* **REQUIRED TASK**
Copy each line of the material below that includes the string "side".

Structured figure records
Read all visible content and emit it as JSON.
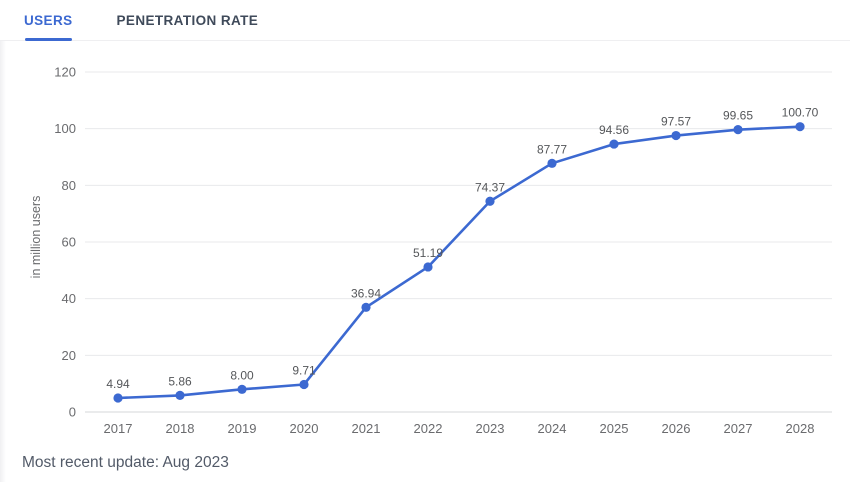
{
  "accent": {
    "blue": "#3c69d1",
    "grid": "#e8e9eb",
    "zero_line": "#d6d7d9",
    "tick_text": "#6a6b6e",
    "label_text": "#55575a",
    "inactive_tab": "#3f4a5a",
    "footer_text": "#525a68"
  },
  "tabs": [
    {
      "label": "USERS",
      "active": true
    },
    {
      "label": "PENETRATION RATE",
      "active": false
    }
  ],
  "footer": {
    "update_text": "Most recent update: Aug 2023"
  },
  "chart_data": {
    "type": "line",
    "title": "",
    "categories": [
      "2017",
      "2018",
      "2019",
      "2020",
      "2021",
      "2022",
      "2023",
      "2024",
      "2025",
      "2026",
      "2027",
      "2028"
    ],
    "values": [
      4.94,
      5.86,
      8.0,
      9.71,
      36.94,
      51.19,
      74.37,
      87.77,
      94.56,
      97.57,
      99.65,
      100.7
    ],
    "point_labels": [
      "4.94",
      "5.86",
      "8.00",
      "9.71",
      "36.94",
      "51.19",
      "74.37",
      "87.77",
      "94.56",
      "97.57",
      "99.65",
      "100.70"
    ],
    "xlabel": "",
    "ylabel": "in million users",
    "ylim": [
      0,
      120
    ],
    "yticks": [
      0,
      20,
      40,
      60,
      80,
      100,
      120
    ],
    "grid": true,
    "legend": "none",
    "line_color": "#3c69d1"
  }
}
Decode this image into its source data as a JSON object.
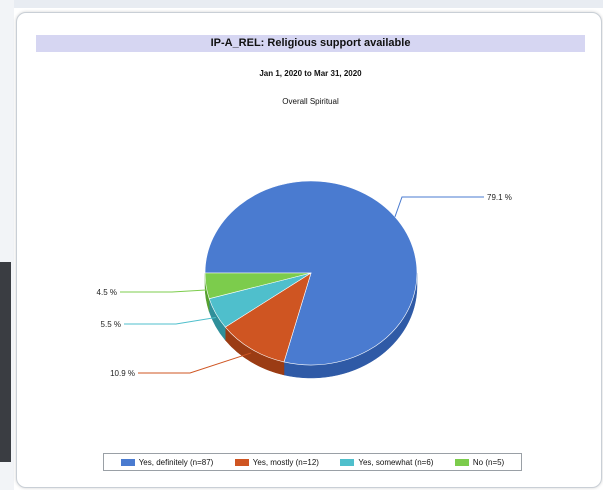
{
  "chart_data": {
    "type": "pie",
    "title": "IP-A_REL: Religious support available",
    "date_range": "Jan 1, 2020 to Mar 31, 2020",
    "subtitle": "Overall Spiritual",
    "slices": [
      {
        "legend": "Yes, definitely (n=87)",
        "value": 79.1,
        "label": "79.1 %",
        "color": "#4a7bd0",
        "side": "#2f5aa6"
      },
      {
        "legend": "Yes, mostly (n=12)",
        "value": 10.9,
        "label": "10.9 %",
        "color": "#cf5522",
        "side": "#9b3c14"
      },
      {
        "legend": "Yes, somewhat (n=6)",
        "value": 5.5,
        "label": "5.5 %",
        "color": "#4fbfcc",
        "side": "#2f8f9a"
      },
      {
        "legend": "No (n=5)",
        "value": 4.5,
        "label": "4.5 %",
        "color": "#7ccc4c",
        "side": "#56a02e"
      }
    ],
    "legend_position": "bottom"
  }
}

* **TASK RESPONSE**
        "side": "#2f5aa6"
        "side": "#9b3c14"
        "side": "#2f8f9a"
        "side": "#56a02e"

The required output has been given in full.